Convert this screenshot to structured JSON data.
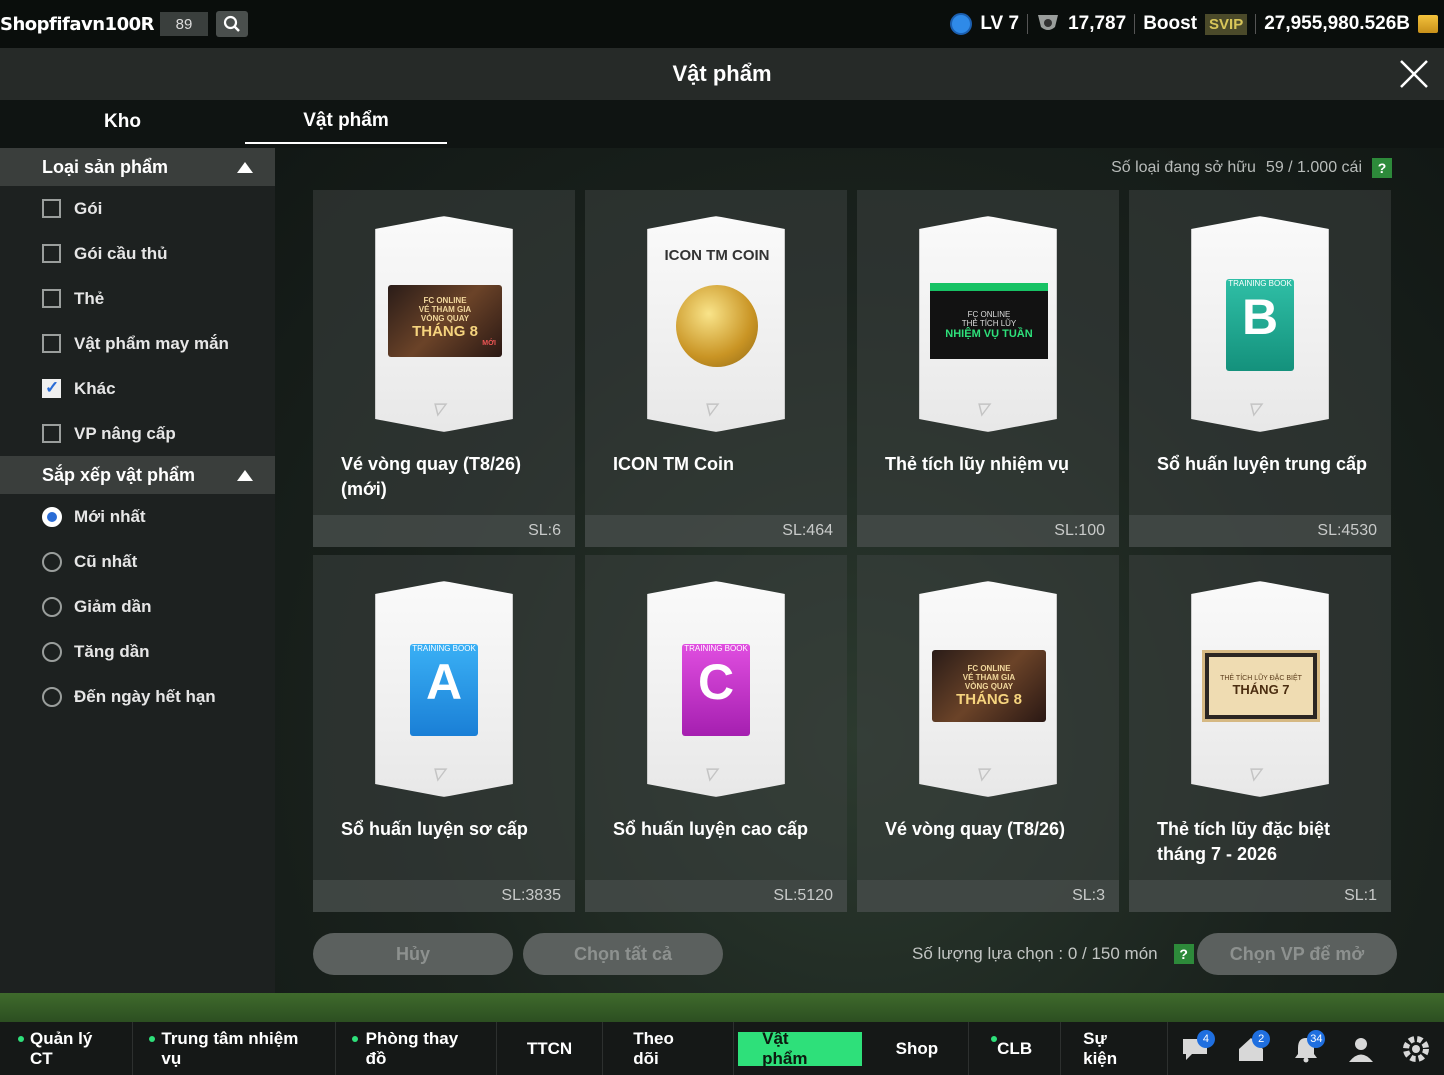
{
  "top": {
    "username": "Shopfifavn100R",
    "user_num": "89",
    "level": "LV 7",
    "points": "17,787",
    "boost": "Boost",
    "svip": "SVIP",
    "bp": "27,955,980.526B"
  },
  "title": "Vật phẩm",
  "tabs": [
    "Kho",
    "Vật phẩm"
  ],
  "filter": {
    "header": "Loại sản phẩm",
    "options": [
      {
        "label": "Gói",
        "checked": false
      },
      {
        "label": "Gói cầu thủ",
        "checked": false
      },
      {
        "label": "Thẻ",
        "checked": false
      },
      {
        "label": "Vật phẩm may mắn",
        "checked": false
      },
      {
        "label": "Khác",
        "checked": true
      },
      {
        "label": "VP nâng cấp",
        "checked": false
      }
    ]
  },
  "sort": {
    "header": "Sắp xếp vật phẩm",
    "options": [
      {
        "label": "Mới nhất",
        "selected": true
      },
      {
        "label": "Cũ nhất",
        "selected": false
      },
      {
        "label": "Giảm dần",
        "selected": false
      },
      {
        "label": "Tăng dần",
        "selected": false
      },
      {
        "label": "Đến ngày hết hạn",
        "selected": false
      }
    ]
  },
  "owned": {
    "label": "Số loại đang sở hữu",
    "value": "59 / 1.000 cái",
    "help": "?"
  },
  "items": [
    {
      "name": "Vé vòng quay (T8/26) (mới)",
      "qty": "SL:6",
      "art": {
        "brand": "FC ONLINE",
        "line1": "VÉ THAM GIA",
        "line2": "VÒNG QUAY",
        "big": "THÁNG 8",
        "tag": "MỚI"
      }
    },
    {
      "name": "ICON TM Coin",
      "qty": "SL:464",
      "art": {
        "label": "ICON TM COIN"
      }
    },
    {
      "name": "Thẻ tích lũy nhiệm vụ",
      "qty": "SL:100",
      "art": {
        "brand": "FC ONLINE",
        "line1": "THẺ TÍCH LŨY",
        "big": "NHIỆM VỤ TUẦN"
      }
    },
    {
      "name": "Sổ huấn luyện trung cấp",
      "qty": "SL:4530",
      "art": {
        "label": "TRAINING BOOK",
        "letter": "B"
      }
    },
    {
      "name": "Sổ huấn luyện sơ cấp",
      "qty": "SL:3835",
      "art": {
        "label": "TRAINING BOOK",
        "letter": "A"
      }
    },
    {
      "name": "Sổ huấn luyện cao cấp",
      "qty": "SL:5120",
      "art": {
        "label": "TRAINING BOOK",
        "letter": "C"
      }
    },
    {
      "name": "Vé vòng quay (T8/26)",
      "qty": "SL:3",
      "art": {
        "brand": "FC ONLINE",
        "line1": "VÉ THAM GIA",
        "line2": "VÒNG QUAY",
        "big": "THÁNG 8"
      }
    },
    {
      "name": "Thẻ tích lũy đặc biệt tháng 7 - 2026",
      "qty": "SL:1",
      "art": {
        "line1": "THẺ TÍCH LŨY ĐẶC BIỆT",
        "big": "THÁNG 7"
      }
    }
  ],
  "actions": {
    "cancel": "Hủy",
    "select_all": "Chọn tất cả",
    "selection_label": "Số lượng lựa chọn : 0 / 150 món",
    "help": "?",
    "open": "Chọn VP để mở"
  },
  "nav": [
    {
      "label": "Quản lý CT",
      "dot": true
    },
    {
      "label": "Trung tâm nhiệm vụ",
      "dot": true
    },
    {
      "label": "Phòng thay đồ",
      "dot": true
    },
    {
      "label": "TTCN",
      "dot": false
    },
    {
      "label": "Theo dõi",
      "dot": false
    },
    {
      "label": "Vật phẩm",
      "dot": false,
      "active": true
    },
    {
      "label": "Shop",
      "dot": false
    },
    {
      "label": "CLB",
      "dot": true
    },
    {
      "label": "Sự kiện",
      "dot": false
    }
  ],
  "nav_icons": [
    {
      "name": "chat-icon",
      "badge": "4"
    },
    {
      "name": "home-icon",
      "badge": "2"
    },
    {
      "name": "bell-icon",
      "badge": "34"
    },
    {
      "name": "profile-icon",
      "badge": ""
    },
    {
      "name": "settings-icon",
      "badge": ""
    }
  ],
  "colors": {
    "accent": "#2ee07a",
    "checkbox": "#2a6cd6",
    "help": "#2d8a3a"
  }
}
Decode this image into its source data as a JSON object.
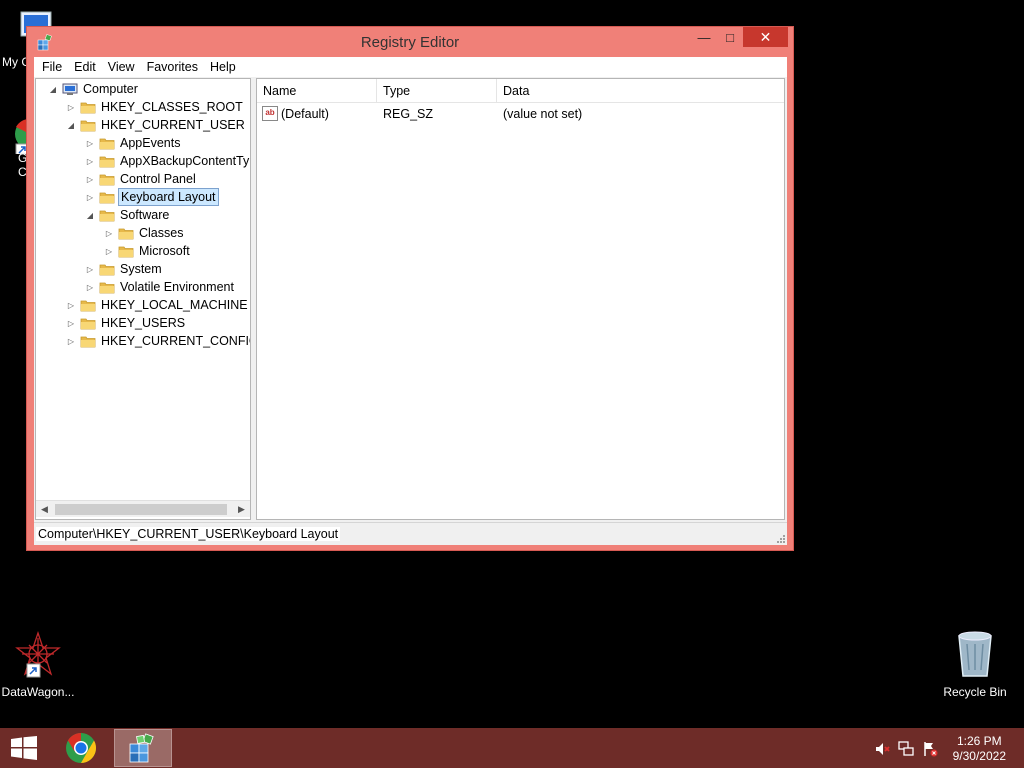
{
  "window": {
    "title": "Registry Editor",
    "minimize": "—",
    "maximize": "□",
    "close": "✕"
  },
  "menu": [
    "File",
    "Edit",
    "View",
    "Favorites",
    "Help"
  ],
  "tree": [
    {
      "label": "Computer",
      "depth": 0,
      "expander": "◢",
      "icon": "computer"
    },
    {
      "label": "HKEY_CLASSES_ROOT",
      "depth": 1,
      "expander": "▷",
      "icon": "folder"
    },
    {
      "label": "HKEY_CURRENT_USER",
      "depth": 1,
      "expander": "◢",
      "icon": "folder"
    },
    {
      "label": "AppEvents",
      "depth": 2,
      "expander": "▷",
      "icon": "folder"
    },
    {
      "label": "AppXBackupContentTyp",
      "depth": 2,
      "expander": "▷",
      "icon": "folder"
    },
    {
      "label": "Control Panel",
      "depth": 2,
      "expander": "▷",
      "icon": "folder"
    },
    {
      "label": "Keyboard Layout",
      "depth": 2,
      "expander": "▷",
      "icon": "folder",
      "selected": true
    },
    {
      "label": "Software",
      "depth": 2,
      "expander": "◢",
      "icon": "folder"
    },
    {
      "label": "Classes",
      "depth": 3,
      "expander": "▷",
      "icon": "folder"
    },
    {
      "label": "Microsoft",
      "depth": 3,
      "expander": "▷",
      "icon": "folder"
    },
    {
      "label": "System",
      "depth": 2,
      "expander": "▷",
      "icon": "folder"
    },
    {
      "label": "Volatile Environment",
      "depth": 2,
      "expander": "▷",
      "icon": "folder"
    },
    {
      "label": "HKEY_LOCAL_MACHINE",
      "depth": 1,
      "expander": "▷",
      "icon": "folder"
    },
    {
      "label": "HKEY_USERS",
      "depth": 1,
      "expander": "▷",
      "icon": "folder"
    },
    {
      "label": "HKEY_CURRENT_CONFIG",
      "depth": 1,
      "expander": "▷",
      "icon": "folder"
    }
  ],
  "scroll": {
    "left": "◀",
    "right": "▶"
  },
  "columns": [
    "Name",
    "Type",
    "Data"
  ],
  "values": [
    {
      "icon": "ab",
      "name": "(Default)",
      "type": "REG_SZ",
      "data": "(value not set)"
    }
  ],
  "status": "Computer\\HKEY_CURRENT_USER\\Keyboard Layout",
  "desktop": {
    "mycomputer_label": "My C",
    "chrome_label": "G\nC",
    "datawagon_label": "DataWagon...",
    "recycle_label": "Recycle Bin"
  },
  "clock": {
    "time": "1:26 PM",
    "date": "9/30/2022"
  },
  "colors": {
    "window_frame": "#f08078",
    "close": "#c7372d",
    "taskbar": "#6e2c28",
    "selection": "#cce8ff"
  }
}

______________________________

** THE TASK **
Copy, from the material, each line that holds the string "this".

** WRITTEN RESPONSE **
Convert this screenshot to structured JSON data.
Decode this image into its source data as a JSON object.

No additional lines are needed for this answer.